#### Stored data:
--------------------------------------------------

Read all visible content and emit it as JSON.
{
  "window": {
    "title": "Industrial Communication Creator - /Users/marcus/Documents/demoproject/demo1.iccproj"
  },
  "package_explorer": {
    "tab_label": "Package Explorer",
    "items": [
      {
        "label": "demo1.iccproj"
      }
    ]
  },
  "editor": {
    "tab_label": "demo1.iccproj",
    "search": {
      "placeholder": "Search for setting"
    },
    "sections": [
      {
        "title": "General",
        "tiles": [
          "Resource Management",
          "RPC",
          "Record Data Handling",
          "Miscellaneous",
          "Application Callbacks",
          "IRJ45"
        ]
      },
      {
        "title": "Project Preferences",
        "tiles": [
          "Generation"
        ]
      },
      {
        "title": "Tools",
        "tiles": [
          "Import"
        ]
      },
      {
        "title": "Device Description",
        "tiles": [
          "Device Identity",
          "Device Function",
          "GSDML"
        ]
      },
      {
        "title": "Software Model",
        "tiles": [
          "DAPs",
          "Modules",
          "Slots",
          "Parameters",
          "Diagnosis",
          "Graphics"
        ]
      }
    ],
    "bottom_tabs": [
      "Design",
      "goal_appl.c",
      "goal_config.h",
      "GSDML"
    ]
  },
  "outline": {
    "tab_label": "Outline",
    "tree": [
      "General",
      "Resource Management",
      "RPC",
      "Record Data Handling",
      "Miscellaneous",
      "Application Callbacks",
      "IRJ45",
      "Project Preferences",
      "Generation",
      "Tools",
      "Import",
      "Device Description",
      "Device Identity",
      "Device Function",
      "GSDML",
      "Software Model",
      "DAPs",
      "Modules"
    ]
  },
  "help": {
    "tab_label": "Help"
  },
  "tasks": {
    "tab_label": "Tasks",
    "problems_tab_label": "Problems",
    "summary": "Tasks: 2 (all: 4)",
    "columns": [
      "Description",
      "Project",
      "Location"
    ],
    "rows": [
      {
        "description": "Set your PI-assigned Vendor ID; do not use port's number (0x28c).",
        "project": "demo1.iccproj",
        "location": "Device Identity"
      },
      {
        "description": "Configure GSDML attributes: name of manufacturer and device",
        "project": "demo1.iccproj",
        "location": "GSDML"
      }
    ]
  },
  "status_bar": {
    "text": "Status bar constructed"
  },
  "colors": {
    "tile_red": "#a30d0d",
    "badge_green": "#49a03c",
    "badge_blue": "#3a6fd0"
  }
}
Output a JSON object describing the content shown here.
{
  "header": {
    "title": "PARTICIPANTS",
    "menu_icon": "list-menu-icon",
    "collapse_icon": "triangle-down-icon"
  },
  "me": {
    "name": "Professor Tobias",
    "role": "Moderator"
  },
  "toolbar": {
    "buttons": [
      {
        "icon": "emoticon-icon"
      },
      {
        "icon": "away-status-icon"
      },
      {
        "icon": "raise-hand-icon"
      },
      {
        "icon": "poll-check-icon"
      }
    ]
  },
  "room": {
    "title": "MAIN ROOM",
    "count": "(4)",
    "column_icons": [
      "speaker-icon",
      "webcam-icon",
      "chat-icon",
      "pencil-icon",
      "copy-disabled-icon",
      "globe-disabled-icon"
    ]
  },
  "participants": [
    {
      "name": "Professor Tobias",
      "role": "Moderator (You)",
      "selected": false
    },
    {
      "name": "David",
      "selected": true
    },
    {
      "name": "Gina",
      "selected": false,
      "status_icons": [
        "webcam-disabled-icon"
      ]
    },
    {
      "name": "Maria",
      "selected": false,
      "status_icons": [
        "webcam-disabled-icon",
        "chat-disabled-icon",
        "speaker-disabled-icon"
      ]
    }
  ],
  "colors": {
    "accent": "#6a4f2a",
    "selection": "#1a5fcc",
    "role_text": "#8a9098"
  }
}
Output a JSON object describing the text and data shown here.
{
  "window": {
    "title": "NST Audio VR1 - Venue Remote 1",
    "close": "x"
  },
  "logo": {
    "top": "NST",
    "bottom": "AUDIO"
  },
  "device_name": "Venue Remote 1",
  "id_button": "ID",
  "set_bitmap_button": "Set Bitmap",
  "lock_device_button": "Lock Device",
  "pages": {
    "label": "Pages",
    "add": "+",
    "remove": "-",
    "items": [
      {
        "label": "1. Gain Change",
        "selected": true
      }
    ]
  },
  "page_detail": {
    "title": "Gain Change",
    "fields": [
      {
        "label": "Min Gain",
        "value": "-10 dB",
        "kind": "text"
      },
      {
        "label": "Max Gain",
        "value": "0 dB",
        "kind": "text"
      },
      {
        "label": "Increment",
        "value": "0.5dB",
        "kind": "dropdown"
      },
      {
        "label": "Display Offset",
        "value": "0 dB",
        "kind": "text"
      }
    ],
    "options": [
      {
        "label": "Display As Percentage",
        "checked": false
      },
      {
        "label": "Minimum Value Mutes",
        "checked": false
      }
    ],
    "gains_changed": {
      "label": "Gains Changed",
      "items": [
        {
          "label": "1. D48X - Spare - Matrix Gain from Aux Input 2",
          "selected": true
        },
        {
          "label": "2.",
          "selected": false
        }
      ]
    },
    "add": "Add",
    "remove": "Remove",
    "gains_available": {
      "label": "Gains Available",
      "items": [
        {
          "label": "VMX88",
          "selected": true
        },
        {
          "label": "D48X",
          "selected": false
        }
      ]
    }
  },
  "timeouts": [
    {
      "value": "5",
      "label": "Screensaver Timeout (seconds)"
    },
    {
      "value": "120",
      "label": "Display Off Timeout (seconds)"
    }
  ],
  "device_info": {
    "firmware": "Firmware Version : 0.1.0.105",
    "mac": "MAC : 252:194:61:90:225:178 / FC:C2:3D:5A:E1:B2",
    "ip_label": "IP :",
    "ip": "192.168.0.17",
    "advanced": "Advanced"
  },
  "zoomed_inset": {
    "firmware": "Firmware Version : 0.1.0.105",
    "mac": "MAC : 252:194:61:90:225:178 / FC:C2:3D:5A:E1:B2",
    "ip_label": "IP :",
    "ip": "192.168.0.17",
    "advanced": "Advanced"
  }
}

--------------------------------------------------

#### EXERCISE DIRECTIONS:
Write down only the number of lines that contain the string "Display" in the listing.

#### EXERCISE ANSWER:
3